Stored records
○ ○ ○ ○ ○ ○ ○

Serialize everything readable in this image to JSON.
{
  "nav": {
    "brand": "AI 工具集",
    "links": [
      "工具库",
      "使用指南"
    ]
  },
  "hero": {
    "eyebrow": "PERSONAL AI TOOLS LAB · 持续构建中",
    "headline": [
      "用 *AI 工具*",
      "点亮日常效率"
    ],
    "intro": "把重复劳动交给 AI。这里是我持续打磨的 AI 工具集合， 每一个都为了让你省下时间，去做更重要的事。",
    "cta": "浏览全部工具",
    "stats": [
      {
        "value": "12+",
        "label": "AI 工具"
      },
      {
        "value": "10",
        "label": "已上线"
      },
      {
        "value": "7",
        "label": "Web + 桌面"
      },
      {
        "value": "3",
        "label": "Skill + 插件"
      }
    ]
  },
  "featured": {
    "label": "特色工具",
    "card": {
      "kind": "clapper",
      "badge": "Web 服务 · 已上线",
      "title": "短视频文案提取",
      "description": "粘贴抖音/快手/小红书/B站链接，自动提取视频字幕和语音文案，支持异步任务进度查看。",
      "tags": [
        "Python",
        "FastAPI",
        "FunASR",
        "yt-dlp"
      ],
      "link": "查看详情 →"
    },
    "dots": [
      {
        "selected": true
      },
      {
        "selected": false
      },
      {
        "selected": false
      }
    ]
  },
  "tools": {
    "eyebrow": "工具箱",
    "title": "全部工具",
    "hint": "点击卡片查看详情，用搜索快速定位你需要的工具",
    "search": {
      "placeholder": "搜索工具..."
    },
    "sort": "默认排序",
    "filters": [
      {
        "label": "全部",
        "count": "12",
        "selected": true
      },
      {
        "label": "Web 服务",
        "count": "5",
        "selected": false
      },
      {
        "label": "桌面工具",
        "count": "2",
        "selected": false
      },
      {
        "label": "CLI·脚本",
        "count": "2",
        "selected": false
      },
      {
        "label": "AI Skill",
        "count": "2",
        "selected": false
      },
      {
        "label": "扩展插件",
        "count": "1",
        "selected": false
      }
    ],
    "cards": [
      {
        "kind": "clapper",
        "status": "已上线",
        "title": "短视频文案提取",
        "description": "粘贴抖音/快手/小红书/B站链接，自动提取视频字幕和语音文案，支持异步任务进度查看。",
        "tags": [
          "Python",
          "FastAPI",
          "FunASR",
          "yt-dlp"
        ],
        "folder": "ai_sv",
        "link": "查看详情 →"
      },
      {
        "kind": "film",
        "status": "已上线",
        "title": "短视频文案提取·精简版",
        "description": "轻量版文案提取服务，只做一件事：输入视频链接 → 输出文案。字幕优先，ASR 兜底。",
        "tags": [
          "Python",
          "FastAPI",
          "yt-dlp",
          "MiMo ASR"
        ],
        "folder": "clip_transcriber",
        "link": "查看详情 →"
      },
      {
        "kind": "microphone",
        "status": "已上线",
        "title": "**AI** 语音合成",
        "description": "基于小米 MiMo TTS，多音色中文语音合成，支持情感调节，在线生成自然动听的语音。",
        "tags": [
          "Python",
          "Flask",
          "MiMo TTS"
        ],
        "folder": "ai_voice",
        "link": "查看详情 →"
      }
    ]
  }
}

○ ○ ○ ○ ○ ○ ○

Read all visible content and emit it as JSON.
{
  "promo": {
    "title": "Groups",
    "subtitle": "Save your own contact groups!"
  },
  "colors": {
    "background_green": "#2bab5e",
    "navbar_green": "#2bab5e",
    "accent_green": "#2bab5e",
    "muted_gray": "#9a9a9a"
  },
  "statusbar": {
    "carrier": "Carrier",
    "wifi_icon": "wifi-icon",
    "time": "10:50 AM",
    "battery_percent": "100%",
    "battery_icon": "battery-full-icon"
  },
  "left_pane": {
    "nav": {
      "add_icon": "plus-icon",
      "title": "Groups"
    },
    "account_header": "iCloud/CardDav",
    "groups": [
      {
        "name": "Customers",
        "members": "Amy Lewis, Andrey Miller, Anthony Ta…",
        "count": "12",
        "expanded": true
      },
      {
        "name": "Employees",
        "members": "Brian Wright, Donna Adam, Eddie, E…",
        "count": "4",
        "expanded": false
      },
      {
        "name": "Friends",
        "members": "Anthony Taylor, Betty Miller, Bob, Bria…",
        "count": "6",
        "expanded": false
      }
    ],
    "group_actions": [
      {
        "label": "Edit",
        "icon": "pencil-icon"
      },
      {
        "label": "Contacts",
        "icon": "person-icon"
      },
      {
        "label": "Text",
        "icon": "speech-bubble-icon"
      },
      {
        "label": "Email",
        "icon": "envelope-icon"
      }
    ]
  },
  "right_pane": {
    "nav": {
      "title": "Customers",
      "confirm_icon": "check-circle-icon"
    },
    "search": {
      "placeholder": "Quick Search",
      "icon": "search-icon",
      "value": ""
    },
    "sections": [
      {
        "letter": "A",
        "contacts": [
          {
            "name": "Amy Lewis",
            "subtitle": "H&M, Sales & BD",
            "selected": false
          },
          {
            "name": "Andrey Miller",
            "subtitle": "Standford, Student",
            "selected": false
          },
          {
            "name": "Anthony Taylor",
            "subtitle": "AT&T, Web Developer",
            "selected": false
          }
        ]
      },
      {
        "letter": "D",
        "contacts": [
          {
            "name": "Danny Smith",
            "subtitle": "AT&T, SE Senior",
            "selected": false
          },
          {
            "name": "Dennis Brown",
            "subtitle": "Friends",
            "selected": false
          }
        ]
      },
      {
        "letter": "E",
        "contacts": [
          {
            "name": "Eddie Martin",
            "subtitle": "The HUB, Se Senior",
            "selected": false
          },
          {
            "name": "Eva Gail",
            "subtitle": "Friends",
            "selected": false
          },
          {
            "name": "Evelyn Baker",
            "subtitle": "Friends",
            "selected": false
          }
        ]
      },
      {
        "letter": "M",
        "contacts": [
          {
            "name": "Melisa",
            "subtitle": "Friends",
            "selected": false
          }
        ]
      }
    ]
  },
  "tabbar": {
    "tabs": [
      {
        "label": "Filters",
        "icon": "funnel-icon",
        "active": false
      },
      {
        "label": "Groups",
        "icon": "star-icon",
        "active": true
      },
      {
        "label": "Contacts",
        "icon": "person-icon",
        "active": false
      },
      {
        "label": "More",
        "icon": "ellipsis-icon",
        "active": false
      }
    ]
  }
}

○ ○ ○ ○ ○ ○ ○

Aim =
Copy out every line where the word "members" occurs.

Written answer =
        "members": "Amy Lewis, Andrey Miller, Anthony Ta…",
        "members": "Brian Wright, Donna Adam, Eddie, E…",
        "members": "Anthony Taylor, Betty Miller, Bob, Bria…",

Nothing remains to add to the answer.